Aim of the exercise: Make an exact copy of all the entries, with the pictures left out.

---------- Material to process

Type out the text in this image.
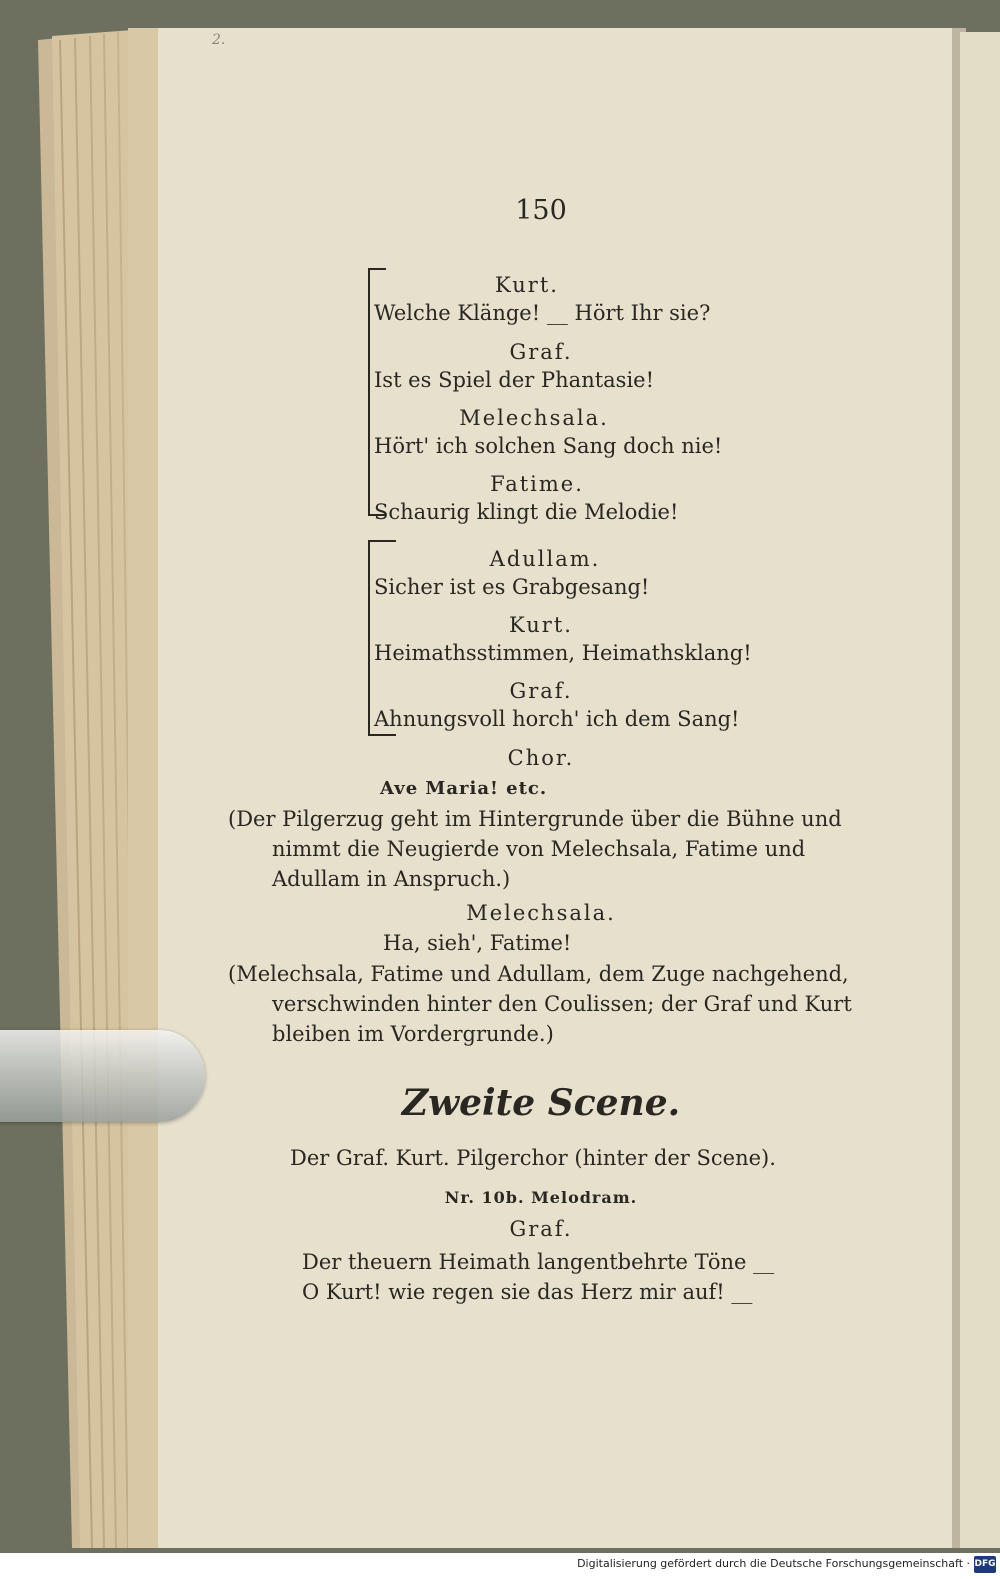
2.
150
Kurt.
Welche Klänge! __ Hört Ihr sie?
Graf.
Ist es Spiel der Phantasie!
Melechsala.
Hört' ich solchen Sang doch nie!
Fatime.
Schaurig klingt die Melodie!
Adullam.
Sicher ist es Grabgesang!
Kurt.
Heimathsstimmen, Heimathsklang!
Graf.
Ahnungsvoll horch' ich dem Sang!
Chor.
Ave Maria! etc.
(Der Pilgerzug geht im Hintergrunde über die Bühne und
nimmt die Neugierde von Melechsala, Fatime und
Adullam in Anspruch.)
Melechsala.
Ha, sieh', Fatime!
(Melechsala, Fatime und Adullam, dem Zuge nachgehend,
verschwinden hinter den Coulissen; der Graf und Kurt
bleiben im Vordergrunde.)
Zweite Scene.
Der Graf. Kurt. Pilgerchor (hinter der Scene).
Nr. 10b. Melodram.
Graf.
Der theuern Heimath langentbehrte Töne __
O Kurt! wie regen sie das Herz mir auf! __
Digitalisierung gefördert durch die Deutsche Forschungsgemeinschaft · DFG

--------------------

Solution:
Type out the text in this image.
2.
150
Kurt.
Welche Klänge! __ Hört Ihr sie?
Graf.
Ist es Spiel der Phantasie!
Melechsala.
Hört' ich solchen Sang doch nie!
Fatime.
Schaurig klingt die Melodie!
Adullam.
Sicher ist es Grabgesang!
Kurt.
Heimathsstimmen, Heimathsklang!
Graf.
Ahnungsvoll horch' ich dem Sang!
Chor.
Ave Maria! etc.
(Der Pilgerzug geht im Hintergrunde über die Bühne und
nimmt die Neugierde von Melechsala, Fatime und
Adullam in Anspruch.)
Melechsala.
Ha, sieh', Fatime!
(Melechsala, Fatime und Adullam, dem Zuge nachgehend,
verschwinden hinter den Coulissen; der Graf und Kurt
bleiben im Vordergrunde.)
Zweite Scene.
Der Graf. Kurt. Pilgerchor (hinter der Scene).
Nr. 10b. Melodram.
Graf.
Der theuern Heimath langentbehrte Töne __
O Kurt! wie regen sie das Herz mir auf! __
Digitalisierung gefördert durch die Deutsche Forschungsgemeinschaft · DFG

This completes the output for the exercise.